PROVIDED INFORMATION:

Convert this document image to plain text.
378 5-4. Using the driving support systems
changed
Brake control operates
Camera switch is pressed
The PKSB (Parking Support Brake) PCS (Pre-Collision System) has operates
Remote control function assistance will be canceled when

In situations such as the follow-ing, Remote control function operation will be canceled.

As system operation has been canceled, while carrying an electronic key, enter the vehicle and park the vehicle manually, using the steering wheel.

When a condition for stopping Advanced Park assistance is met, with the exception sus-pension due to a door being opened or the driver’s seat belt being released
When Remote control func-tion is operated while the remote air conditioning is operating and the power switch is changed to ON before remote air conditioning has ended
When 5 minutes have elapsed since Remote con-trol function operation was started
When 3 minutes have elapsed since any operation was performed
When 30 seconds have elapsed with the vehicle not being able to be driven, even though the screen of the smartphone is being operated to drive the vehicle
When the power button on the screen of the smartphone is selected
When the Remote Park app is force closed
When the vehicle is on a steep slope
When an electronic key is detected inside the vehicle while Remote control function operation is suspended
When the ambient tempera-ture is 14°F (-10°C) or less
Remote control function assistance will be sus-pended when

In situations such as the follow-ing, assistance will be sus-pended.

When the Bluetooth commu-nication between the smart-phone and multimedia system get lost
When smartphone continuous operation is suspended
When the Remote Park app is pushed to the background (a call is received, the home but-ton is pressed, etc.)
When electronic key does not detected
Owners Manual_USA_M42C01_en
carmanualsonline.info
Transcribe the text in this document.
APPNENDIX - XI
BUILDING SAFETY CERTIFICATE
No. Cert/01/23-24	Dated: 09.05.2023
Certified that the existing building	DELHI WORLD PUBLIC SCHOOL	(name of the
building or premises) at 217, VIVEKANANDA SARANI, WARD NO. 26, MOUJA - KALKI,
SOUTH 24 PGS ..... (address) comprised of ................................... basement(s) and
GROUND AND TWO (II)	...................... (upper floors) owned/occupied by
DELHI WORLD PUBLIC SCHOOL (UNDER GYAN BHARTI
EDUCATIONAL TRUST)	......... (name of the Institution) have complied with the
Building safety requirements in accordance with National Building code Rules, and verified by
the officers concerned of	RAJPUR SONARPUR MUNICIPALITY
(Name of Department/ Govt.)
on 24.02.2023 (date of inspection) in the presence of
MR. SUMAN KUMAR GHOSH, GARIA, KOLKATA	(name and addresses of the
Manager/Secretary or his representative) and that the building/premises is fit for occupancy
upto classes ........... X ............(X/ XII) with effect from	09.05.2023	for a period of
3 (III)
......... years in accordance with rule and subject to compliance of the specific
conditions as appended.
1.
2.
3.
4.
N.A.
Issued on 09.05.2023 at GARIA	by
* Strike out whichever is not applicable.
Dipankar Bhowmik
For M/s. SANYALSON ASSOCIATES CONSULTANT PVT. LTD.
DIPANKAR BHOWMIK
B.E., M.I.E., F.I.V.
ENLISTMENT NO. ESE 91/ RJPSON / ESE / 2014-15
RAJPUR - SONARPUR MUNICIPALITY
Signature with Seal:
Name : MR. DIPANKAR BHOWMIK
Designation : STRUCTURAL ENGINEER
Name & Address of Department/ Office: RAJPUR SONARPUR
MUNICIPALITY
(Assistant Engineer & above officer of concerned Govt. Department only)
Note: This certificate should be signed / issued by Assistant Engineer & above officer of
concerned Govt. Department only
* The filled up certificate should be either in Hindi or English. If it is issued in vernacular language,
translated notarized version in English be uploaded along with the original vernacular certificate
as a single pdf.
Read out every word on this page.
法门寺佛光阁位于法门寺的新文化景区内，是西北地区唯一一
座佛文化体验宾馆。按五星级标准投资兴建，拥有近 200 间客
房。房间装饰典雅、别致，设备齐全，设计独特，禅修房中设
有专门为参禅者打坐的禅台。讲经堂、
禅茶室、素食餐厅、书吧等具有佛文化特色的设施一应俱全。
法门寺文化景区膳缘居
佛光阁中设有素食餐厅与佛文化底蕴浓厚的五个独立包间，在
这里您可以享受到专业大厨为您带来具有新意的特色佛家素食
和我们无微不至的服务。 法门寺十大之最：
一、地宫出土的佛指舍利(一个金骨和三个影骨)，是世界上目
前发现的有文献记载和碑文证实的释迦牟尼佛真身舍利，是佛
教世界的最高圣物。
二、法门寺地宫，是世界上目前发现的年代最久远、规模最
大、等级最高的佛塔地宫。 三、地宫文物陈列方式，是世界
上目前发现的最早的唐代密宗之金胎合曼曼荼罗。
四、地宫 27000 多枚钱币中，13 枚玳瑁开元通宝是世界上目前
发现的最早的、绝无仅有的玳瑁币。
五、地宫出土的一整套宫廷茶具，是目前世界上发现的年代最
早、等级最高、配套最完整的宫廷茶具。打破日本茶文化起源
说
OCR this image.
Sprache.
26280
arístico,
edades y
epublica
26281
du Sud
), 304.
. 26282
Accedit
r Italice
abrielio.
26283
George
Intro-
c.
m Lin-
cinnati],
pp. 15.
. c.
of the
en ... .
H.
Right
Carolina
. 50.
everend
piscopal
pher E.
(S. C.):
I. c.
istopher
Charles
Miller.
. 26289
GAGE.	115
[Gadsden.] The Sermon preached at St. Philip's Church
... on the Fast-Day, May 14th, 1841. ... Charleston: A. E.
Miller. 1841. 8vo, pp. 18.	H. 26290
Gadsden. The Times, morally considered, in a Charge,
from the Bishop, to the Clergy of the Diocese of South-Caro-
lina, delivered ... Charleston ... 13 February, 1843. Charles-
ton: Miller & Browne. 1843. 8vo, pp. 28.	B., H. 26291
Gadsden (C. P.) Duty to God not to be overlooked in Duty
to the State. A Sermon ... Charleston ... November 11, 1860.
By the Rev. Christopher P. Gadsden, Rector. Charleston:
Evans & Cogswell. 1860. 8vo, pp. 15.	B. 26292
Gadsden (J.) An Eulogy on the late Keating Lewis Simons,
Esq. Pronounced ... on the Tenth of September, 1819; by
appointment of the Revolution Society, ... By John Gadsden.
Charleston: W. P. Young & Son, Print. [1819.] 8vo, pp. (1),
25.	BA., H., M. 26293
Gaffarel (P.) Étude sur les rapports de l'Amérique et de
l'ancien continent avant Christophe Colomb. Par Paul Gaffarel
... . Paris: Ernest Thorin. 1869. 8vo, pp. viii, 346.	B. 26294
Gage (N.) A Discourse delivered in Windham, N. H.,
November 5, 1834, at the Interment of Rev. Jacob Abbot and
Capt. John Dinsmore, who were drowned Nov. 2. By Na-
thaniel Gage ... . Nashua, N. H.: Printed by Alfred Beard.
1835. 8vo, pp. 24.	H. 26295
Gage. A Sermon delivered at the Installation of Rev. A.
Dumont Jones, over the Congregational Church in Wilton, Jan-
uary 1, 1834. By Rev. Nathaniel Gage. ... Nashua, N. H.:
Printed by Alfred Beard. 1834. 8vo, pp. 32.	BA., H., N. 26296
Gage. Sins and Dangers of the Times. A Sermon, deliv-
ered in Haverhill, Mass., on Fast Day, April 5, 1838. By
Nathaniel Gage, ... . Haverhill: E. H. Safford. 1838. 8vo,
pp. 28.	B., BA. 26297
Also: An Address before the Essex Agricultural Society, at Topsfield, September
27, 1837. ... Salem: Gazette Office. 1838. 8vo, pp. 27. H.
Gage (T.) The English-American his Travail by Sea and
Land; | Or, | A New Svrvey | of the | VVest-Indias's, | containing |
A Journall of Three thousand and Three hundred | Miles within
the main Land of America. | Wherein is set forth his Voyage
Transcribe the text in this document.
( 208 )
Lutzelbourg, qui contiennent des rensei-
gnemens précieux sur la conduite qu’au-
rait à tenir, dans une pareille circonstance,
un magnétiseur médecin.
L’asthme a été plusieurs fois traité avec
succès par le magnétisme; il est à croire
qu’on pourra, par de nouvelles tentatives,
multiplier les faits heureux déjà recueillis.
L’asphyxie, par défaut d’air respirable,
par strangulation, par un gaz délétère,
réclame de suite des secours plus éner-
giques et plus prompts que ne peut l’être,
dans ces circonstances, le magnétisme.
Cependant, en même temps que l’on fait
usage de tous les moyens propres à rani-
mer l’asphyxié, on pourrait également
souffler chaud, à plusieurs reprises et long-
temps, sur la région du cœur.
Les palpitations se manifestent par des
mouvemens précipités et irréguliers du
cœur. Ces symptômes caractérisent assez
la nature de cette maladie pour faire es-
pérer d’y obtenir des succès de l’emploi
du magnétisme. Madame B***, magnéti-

OBJECTIVE: Return a copy of every line that includes the word "pressed".

WORKED SOLUTION:
Camera switch is pressed
When the Remote Park app is pushed to the background (a call is received, the home but-ton is pressed, etc.)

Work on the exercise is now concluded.